Stored records:
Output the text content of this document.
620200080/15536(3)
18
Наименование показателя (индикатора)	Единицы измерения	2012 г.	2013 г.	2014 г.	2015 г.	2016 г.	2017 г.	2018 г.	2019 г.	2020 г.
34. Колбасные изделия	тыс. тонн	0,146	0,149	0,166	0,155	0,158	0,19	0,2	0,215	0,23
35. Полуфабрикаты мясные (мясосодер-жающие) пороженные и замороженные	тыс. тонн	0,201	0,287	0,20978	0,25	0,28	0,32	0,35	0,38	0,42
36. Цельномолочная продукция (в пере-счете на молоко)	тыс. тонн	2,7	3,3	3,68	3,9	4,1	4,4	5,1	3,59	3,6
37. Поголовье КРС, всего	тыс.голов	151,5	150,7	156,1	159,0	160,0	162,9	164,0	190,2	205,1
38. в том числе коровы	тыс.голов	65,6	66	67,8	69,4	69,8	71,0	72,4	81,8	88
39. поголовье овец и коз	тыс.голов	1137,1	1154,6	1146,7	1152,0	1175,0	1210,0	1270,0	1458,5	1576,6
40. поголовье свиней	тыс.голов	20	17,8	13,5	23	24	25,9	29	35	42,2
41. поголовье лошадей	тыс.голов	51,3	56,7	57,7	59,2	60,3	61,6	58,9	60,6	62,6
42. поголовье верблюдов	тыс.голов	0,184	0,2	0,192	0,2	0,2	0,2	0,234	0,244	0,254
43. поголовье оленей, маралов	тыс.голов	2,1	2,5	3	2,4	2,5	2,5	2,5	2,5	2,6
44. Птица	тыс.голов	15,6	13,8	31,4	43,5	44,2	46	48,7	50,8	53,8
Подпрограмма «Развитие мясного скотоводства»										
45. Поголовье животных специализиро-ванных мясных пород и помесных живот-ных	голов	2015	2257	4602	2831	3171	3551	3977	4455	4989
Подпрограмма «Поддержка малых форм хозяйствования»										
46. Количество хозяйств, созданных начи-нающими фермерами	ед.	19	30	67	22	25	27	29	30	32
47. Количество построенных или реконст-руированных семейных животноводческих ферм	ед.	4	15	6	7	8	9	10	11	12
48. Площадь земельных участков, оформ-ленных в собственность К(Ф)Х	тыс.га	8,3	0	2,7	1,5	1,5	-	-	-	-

Exercise brief: Output the full listing exactly as it stands.

Solution:
Output the text content of this document.
620200080/15536(3)
18
Наименование показателя (индикатора)	Единицы измерения	2012 г.	2013 г.	2014 г.	2015 г.	2016 г.	2017 г.	2018 г.	2019 г.	2020 г.
34. Колбасные изделия	тыс. тонн	0,146	0,149	0,166	0,155	0,158	0,19	0,2	0,215	0,23
35. Полуфабрикаты мясные (мясосодер-жающие) пороженные и замороженные	тыс. тонн	0,201	0,287	0,20978	0,25	0,28	0,32	0,35	0,38	0,42
36. Цельномолочная продукция (в пере-счете на молоко)	тыс. тонн	2,7	3,3	3,68	3,9	4,1	4,4	5,1	3,59	3,6
37. Поголовье КРС, всего	тыс.голов	151,5	150,7	156,1	159,0	160,0	162,9	164,0	190,2	205,1
38. в том числе коровы	тыс.голов	65,6	66	67,8	69,4	69,8	71,0	72,4	81,8	88
39. поголовье овец и коз	тыс.голов	1137,1	1154,6	1146,7	1152,0	1175,0	1210,0	1270,0	1458,5	1576,6
40. поголовье свиней	тыс.голов	20	17,8	13,5	23	24	25,9	29	35	42,2
41. поголовье лошадей	тыс.голов	51,3	56,7	57,7	59,2	60,3	61,6	58,9	60,6	62,6
42. поголовье верблюдов	тыс.голов	0,184	0,2	0,192	0,2	0,2	0,2	0,234	0,244	0,254
43. поголовье оленей, маралов	тыс.голов	2,1	2,5	3	2,4	2,5	2,5	2,5	2,5	2,6
44. Птица	тыс.голов	15,6	13,8	31,4	43,5	44,2	46	48,7	50,8	53,8
Подпрограмма «Развитие мясного скотоводства»										
45. Поголовье животных специализиро-ванных мясных пород и помесных живот-ных	голов	2015	2257	4602	2831	3171	3551	3977	4455	4989
Подпрограмма «Поддержка малых форм хозяйствования»										
46. Количество хозяйств, созданных начи-нающими фермерами	ед.	19	30	67	22	25	27	29	30	32
47. Количество построенных или реконст-руированных семейных животноводческих ферм	ед.	4	15	6	7	8	9	10	11	12
48. Площадь земельных участков, оформ-ленных в собственность К(Ф)Х	тыс.га	8,3	0	2,7	1,5	1,5	-	-	-	-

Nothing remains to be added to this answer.